[BEGIN Article]

We then extend the idea to approximate nearest neighbor search, for similar item search, this idea is used for recommendation engines.
A third variant can be used to create an approximate similarity join with jaccard distance to find near duplicate document pairs.
Overview:
1.- preprocess and implement count vectorizer pipeline
2.- Load data
3.- Build minhash model
4.- Persist models and transformations
5.- Query similar items with approximate nearest neighbours
6.- Stream messages and show performance
the code for this implementation can be found in the last section of this artice
B) TFIDF - SimHash - CosineSimilarity
We implement standard NLP preprocessing, followed by a tfidf vectorizer. We then transform our featurized data with bucketed random projection algorithm (a.k.a simhash), this transform can be used for dimensionality reduction.
We then perform nearest neighbor search and approximate similarity join with euclidean distance.
Overview:
1.- preprocess and implement tfidf pipeline
2.- Load data
3.- Build bucketed random projection model
4.- Persist models and transformations
5.- Query similar items with approximate nearest neighbours
6.- Stream messages and show performance
Code Implementation:
For this implementation we use: scala, spark, mapr distributed db, mapr distributed fs
A) MinHash :
1.- preprocess pipeline
// PREPROCESSING
val tokenizer = new Tokenizer()
.setInputCol("content")
.setOutputCol("words")
// stopwords
val remover = new StopWordsRemover()
.setInputCol(tokenizer.getOutputCol)
.setOutputCol("filtered")

[END Article]
[BEGIN Data segment]

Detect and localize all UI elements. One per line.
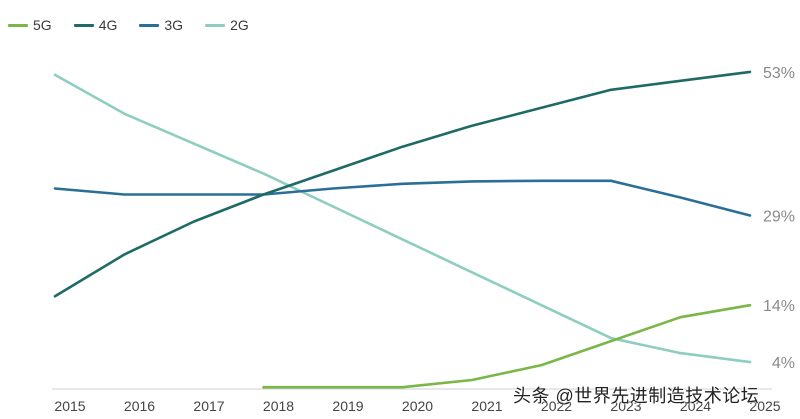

[END Data segment]

Exercise 1: In the Spark similarity-search article, why are the TF-IDF features run through the bucketed random projection (simhash) transform? Answer in one to three sentences.
Exercise 2: Carry on the Spark similarity-search article from the stopwords remover code where it stops.

Task response 1: The article says the bucketed random projection transform, also called simhash, can be used for dimensionality reduction. After that step, it runs nearest neighbor search and an approximate similarity join with Euclidean distance.

Task response 2:
// hash trick
val hashingTF = new HashingTF()
.setInputCol(remover.getOutputCol)
.setOutputCol("rawFeatures")
.setNumFeatures(20)
// cv vectorizer
val cv = new CountVectorizer()
.setInputCol(remover.getOutputCol)
.setOutputCol("features")
.setVocabSize(100000)
.setMinDF(10)
// PIPELINES
val idfPipeline = new Pipeline()
.setStages(Array(tokenizer, remover, hashingTF, idf))
2.- Load data
// LOAD DATA
val corpusData = spark.read.format("csv")
.option("sep", ",")
.option("inferSchema", "true")
.option("header", "true")
.load("data/articles.csv").drop("id","title","publication","author","date","year","month","url").na.drop()
3.- Build minhash model
// MODELS FIT-TRANSFORM'S
// fit pipelines
val cvModel = cvPipeline.fit(corpusData)
// model transforms
val cvRescaledData = cvModel.transform(corpusData).filter(isNoneZeroVector(col("features"))).select(col("label"), col("features"))
// LSH
//minhash model
val mh = new MinHashLSH()
.setNumHashTables(5)
.setInputCol("features")
.setOutputCol("hashValues")
// LSH FIT-TRANSFORM'S
// fit
val mhModel = mh.fit(cvRescaledData)
// transform (can be used for dimensionality reduction compared with jaccard)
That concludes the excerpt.